Directions for this task: Please retype the records below exactly, leaving out any pictures.
— start of Stored rows —
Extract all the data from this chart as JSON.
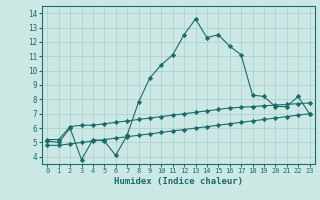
{
  "title": "",
  "xlabel": "Humidex (Indice chaleur)",
  "ylabel": "",
  "bg_color": "#cce8e4",
  "line_color": "#1a6b6b",
  "grid_color": "#aacfcc",
  "xlim": [
    -0.5,
    23.5
  ],
  "ylim": [
    3.5,
    14.5
  ],
  "xticks": [
    0,
    1,
    2,
    3,
    4,
    5,
    6,
    7,
    8,
    9,
    10,
    11,
    12,
    13,
    14,
    15,
    16,
    17,
    18,
    19,
    20,
    21,
    22,
    23
  ],
  "yticks": [
    4,
    5,
    6,
    7,
    8,
    9,
    10,
    11,
    12,
    13,
    14
  ],
  "line1_x": [
    0,
    1,
    2,
    3,
    4,
    5,
    6,
    7,
    8,
    9,
    10,
    11,
    12,
    13,
    14,
    15,
    16,
    17,
    18,
    19,
    20,
    21,
    22,
    23
  ],
  "line1_y": [
    5.1,
    5.0,
    6.0,
    3.8,
    5.2,
    5.1,
    4.1,
    5.5,
    7.8,
    9.5,
    10.4,
    11.1,
    12.5,
    13.6,
    12.3,
    12.5,
    11.7,
    11.1,
    8.3,
    8.2,
    7.5,
    7.5,
    8.2,
    7.0
  ],
  "line2_x": [
    0,
    1,
    2,
    3,
    4,
    5,
    6,
    7,
    8,
    9,
    10,
    11,
    12,
    13,
    14,
    15,
    16,
    17,
    18,
    19,
    20,
    21,
    22,
    23
  ],
  "line2_y": [
    5.2,
    5.2,
    6.1,
    6.2,
    6.2,
    6.3,
    6.4,
    6.5,
    6.6,
    6.7,
    6.8,
    6.9,
    7.0,
    7.1,
    7.2,
    7.3,
    7.4,
    7.45,
    7.5,
    7.55,
    7.6,
    7.65,
    7.7,
    7.75
  ],
  "line3_x": [
    0,
    1,
    2,
    3,
    4,
    5,
    6,
    7,
    8,
    9,
    10,
    11,
    12,
    13,
    14,
    15,
    16,
    17,
    18,
    19,
    20,
    21,
    22,
    23
  ],
  "line3_y": [
    4.8,
    4.8,
    4.9,
    5.0,
    5.1,
    5.2,
    5.3,
    5.4,
    5.5,
    5.6,
    5.7,
    5.8,
    5.9,
    6.0,
    6.1,
    6.2,
    6.3,
    6.4,
    6.5,
    6.6,
    6.7,
    6.8,
    6.9,
    7.0
  ]
}
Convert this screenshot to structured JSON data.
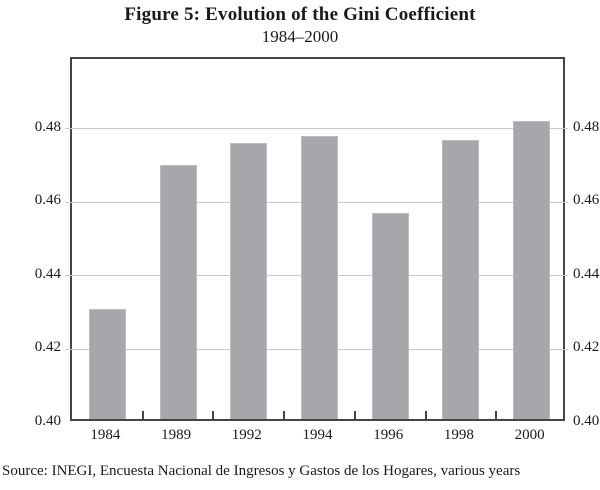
{
  "figure": {
    "title": "Figure 5: Evolution of the Gini Coefficient",
    "subtitle": "1984–2000",
    "source": "Source: INEGI, Encuesta Nacional de Ingresos y Gastos de los Hogares, various years"
  },
  "chart_data": {
    "type": "bar",
    "title": "Figure 5: Evolution of the Gini Coefficient",
    "subtitle": "1984–2000",
    "categories": [
      "1984",
      "1989",
      "1992",
      "1994",
      "1996",
      "1998",
      "2000"
    ],
    "values": [
      0.43,
      0.469,
      0.475,
      0.477,
      0.456,
      0.476,
      0.481
    ],
    "xlabel": "",
    "ylabel": "",
    "ylim": [
      0.4,
      0.499
    ],
    "yticks": [
      "0.40",
      "0.42",
      "0.44",
      "0.46",
      "0.48"
    ],
    "ytick_sides": [
      "left",
      "right"
    ],
    "grid": true,
    "legend": "none",
    "bar_color": "#a7a7ab",
    "source": "Source: INEGI, Encuesta Nacional de Ingresos y Gastos de los Hogares, various years"
  }
}
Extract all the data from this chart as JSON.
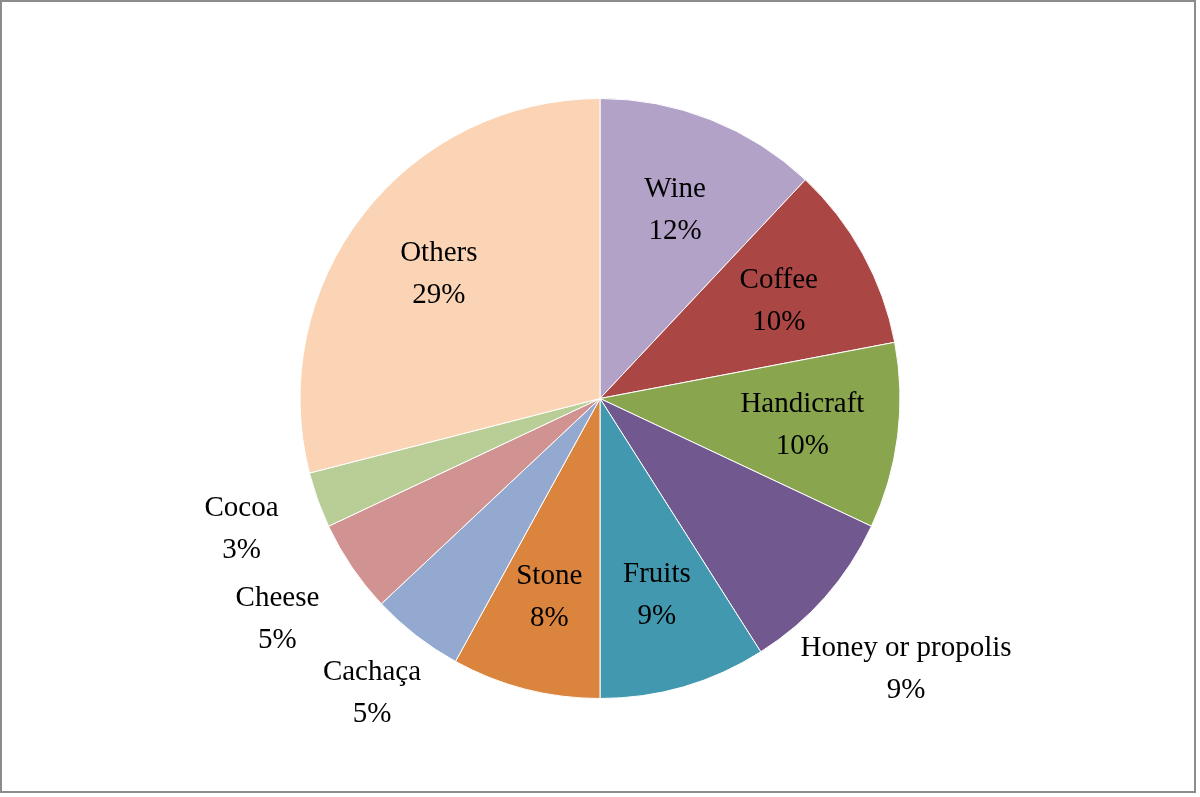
{
  "chart_data": {
    "type": "pie",
    "categories": [
      "Wine",
      "Coffee",
      "Handicraft",
      "Honey or propolis",
      "Fruits",
      "Stone",
      "Cachaça",
      "Cheese",
      "Cocoa",
      "Others"
    ],
    "values": [
      12,
      10,
      10,
      9,
      9,
      8,
      5,
      5,
      3,
      29
    ],
    "value_labels": [
      "12%",
      "10%",
      "10%",
      "9%",
      "9%",
      "8%",
      "5%",
      "5%",
      "3%",
      "29%"
    ],
    "colors": [
      "#b3a2c7",
      "#aa4643",
      "#89a54e",
      "#71588f",
      "#4198af",
      "#db843d",
      "#93a9cf",
      "#d19392",
      "#b9cd96",
      "#fad4b5"
    ]
  }
}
— end of Stored rows —
Correct result:
Extract all the data from this chart as JSON.
{
  "title": "",
  "xlabel": "Humidex (Indice chaleur)",
  "ylabel": "",
  "bg_color": "#cce8e4",
  "line_color": "#1a6b6b",
  "grid_color": "#aacfcc",
  "xlim": [
    -0.5,
    23.5
  ],
  "ylim": [
    3.5,
    14.5
  ],
  "xticks": [
    0,
    1,
    2,
    3,
    4,
    5,
    6,
    7,
    8,
    9,
    10,
    11,
    12,
    13,
    14,
    15,
    16,
    17,
    18,
    19,
    20,
    21,
    22,
    23
  ],
  "yticks": [
    4,
    5,
    6,
    7,
    8,
    9,
    10,
    11,
    12,
    13,
    14
  ],
  "line1_x": [
    0,
    1,
    2,
    3,
    4,
    5,
    6,
    7,
    8,
    9,
    10,
    11,
    12,
    13,
    14,
    15,
    16,
    17,
    18,
    19,
    20,
    21,
    22,
    23
  ],
  "line1_y": [
    5.1,
    5.0,
    6.0,
    3.8,
    5.2,
    5.1,
    4.1,
    5.5,
    7.8,
    9.5,
    10.4,
    11.1,
    12.5,
    13.6,
    12.3,
    12.5,
    11.7,
    11.1,
    8.3,
    8.2,
    7.5,
    7.5,
    8.2,
    7.0
  ],
  "line2_x": [
    0,
    1,
    2,
    3,
    4,
    5,
    6,
    7,
    8,
    9,
    10,
    11,
    12,
    13,
    14,
    15,
    16,
    17,
    18,
    19,
    20,
    21,
    22,
    23
  ],
  "line2_y": [
    5.2,
    5.2,
    6.1,
    6.2,
    6.2,
    6.3,
    6.4,
    6.5,
    6.6,
    6.7,
    6.8,
    6.9,
    7.0,
    7.1,
    7.2,
    7.3,
    7.4,
    7.45,
    7.5,
    7.55,
    7.6,
    7.65,
    7.7,
    7.75
  ],
  "line3_x": [
    0,
    1,
    2,
    3,
    4,
    5,
    6,
    7,
    8,
    9,
    10,
    11,
    12,
    13,
    14,
    15,
    16,
    17,
    18,
    19,
    20,
    21,
    22,
    23
  ],
  "line3_y": [
    4.8,
    4.8,
    4.9,
    5.0,
    5.1,
    5.2,
    5.3,
    5.4,
    5.5,
    5.6,
    5.7,
    5.8,
    5.9,
    6.0,
    6.1,
    6.2,
    6.3,
    6.4,
    6.5,
    6.6,
    6.7,
    6.8,
    6.9,
    7.0
  ]
}
Convert this screenshot to structured JSON data.
{
  "figure": {
    "title": "Figure 5: Evolution of the Gini Coefficient",
    "subtitle": "1984–2000",
    "source": "Source: INEGI, Encuesta Nacional de Ingresos y Gastos de los Hogares, various years"
  },
  "chart_data": {
    "type": "bar",
    "title": "Figure 5: Evolution of the Gini Coefficient",
    "subtitle": "1984–2000",
    "categories": [
      "1984",
      "1989",
      "1992",
      "1994",
      "1996",
      "1998",
      "2000"
    ],
    "values": [
      0.43,
      0.469,
      0.475,
      0.477,
      0.456,
      0.476,
      0.481
    ],
    "xlabel": "",
    "ylabel": "",
    "ylim": [
      0.4,
      0.499
    ],
    "yticks": [
      "0.40",
      "0.42",
      "0.44",
      "0.46",
      "0.48"
    ],
    "ytick_sides": [
      "left",
      "right"
    ],
    "grid": true,
    "legend": "none",
    "bar_color": "#a7a7ab",
    "source": "Source: INEGI, Encuesta Nacional de Ingresos y Gastos de los Hogares, various years"
  }
}
Extract all the data from this chart as JSON.
{
  "chart_data": {
    "type": "pie",
    "categories": [
      "Wine",
      "Coffee",
      "Handicraft",
      "Honey or propolis",
      "Fruits",
      "Stone",
      "Cachaça",
      "Cheese",
      "Cocoa",
      "Others"
    ],
    "values": [
      12,
      10,
      10,
      9,
      9,
      8,
      5,
      5,
      3,
      29
    ],
    "value_labels": [
      "12%",
      "10%",
      "10%",
      "9%",
      "9%",
      "8%",
      "5%",
      "5%",
      "3%",
      "29%"
    ],
    "colors": [
      "#b3a2c7",
      "#aa4643",
      "#89a54e",
      "#71588f",
      "#4198af",
      "#db843d",
      "#93a9cf",
      "#d19392",
      "#b9cd96",
      "#fad4b5"
    ]
  }
}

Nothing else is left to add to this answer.